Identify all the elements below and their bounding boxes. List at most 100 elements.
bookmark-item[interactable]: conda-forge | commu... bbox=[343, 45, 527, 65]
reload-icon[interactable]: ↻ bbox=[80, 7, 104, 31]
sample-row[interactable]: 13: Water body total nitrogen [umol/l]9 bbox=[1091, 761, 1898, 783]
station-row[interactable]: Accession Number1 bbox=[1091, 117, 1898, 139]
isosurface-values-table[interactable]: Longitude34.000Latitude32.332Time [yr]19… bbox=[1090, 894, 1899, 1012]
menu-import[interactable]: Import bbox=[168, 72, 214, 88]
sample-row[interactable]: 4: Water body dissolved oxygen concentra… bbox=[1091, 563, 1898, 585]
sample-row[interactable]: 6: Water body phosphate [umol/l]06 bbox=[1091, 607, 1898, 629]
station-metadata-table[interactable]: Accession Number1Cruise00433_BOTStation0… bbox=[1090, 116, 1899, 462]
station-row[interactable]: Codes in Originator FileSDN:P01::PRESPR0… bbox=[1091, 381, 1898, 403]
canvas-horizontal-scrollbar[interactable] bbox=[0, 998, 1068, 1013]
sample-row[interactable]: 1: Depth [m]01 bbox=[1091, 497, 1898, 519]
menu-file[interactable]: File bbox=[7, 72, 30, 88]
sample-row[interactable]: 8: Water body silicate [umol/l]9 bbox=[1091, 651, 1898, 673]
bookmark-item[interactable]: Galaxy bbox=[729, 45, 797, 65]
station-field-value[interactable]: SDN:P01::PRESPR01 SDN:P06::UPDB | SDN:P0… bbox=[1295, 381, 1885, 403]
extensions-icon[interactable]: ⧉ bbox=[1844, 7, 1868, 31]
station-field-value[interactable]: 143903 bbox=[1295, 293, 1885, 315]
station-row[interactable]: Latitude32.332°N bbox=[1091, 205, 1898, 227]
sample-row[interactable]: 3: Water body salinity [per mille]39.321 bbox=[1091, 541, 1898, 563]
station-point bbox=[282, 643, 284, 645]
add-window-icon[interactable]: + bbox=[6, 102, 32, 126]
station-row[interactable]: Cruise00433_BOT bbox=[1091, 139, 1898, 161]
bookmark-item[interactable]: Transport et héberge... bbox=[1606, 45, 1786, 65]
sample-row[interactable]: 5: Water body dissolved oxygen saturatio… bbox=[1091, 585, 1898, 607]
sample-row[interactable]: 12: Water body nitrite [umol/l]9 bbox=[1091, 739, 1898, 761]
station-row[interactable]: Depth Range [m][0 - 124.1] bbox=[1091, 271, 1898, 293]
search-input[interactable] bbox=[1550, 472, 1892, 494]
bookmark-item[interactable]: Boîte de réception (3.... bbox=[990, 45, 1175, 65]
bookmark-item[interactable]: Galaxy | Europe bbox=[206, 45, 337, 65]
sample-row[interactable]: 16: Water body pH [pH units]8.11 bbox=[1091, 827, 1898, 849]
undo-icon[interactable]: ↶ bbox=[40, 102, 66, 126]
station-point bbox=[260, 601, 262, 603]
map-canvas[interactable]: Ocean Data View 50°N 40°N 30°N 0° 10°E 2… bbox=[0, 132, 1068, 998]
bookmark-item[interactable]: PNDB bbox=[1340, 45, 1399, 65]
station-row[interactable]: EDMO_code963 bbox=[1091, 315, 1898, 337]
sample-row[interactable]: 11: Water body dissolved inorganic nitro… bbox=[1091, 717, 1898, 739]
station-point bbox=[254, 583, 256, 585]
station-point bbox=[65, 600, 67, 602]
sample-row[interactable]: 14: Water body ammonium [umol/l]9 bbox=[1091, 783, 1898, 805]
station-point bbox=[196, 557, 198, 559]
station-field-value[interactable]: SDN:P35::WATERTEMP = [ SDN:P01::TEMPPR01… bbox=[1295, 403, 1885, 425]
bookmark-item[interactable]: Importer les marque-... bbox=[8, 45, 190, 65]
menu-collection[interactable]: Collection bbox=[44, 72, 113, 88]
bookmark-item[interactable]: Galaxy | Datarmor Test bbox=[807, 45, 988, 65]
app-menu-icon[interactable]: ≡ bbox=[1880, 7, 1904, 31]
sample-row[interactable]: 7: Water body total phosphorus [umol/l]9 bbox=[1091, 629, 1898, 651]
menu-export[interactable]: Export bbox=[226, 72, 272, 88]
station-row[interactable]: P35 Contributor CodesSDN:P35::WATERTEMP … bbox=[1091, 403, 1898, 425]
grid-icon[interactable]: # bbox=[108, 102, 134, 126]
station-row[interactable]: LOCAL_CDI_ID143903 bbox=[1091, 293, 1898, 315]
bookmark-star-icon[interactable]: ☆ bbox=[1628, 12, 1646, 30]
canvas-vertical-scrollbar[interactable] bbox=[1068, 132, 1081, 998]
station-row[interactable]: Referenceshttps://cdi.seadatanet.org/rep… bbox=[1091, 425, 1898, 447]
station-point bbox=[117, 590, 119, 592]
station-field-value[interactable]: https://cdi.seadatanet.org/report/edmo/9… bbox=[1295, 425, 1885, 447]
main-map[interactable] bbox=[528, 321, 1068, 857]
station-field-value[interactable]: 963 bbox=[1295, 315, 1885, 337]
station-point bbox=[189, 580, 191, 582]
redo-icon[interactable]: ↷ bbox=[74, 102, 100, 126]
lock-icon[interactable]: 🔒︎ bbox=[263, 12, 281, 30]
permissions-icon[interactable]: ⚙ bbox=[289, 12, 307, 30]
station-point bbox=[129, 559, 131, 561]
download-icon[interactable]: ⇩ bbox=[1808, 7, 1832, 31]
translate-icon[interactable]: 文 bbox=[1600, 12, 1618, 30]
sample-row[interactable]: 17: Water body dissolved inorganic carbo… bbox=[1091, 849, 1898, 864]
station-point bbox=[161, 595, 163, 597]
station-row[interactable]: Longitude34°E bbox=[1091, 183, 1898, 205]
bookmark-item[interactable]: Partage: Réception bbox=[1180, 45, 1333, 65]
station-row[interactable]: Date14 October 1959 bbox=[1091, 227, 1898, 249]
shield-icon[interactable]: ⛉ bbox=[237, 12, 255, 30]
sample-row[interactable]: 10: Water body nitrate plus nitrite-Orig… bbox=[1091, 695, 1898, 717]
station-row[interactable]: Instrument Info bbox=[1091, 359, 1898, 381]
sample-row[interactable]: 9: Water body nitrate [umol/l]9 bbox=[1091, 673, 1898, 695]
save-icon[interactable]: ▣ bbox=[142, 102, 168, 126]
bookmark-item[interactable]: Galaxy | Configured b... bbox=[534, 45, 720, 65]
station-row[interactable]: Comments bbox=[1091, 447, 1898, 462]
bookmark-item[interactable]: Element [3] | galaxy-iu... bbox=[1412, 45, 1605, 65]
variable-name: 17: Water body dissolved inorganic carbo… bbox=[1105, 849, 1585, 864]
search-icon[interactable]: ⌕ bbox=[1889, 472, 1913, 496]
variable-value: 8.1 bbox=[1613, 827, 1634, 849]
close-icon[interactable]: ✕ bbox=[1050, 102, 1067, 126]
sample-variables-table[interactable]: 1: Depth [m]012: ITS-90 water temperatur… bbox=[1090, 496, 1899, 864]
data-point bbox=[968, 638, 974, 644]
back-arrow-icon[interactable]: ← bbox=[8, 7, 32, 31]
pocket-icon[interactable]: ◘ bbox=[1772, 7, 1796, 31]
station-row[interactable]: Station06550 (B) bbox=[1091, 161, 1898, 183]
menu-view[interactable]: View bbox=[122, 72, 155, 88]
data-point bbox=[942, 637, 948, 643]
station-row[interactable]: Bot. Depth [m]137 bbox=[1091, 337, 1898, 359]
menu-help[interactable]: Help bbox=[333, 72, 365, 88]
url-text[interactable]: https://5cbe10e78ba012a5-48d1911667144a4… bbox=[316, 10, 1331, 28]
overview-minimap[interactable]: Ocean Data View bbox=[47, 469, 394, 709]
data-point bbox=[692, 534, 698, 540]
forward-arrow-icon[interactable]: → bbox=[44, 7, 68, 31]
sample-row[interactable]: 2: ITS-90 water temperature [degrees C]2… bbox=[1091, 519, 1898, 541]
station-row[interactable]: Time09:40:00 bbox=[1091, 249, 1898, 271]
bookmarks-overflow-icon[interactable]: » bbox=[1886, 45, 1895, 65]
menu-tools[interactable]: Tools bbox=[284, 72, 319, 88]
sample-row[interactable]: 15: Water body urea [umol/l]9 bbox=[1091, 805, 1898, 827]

PROBLEM DETAILS.
Copy the data from its first line through the line containing "sample-row[interactable]: 4: Water", substituting "refresh-icon" for "reload-icon" and leaving everything else unchanged.

SOLUTION.
Identify all the elements below and their bounding boxes. List at most 100 elements.
bookmark-item[interactable]: conda-forge | commu... bbox=[343, 45, 527, 65]
refresh-icon[interactable]: ↻ bbox=[80, 7, 104, 31]
sample-row[interactable]: 13: Water body total nitrogen [umol/l]9 bbox=[1091, 761, 1898, 783]
station-row[interactable]: Accession Number1 bbox=[1091, 117, 1898, 139]
isosurface-values-table[interactable]: Longitude34.000Latitude32.332Time [yr]19… bbox=[1090, 894, 1899, 1012]
menu-import[interactable]: Import bbox=[168, 72, 214, 88]
sample-row[interactable]: 4: Water body dissolved oxygen concentra… bbox=[1091, 563, 1898, 585]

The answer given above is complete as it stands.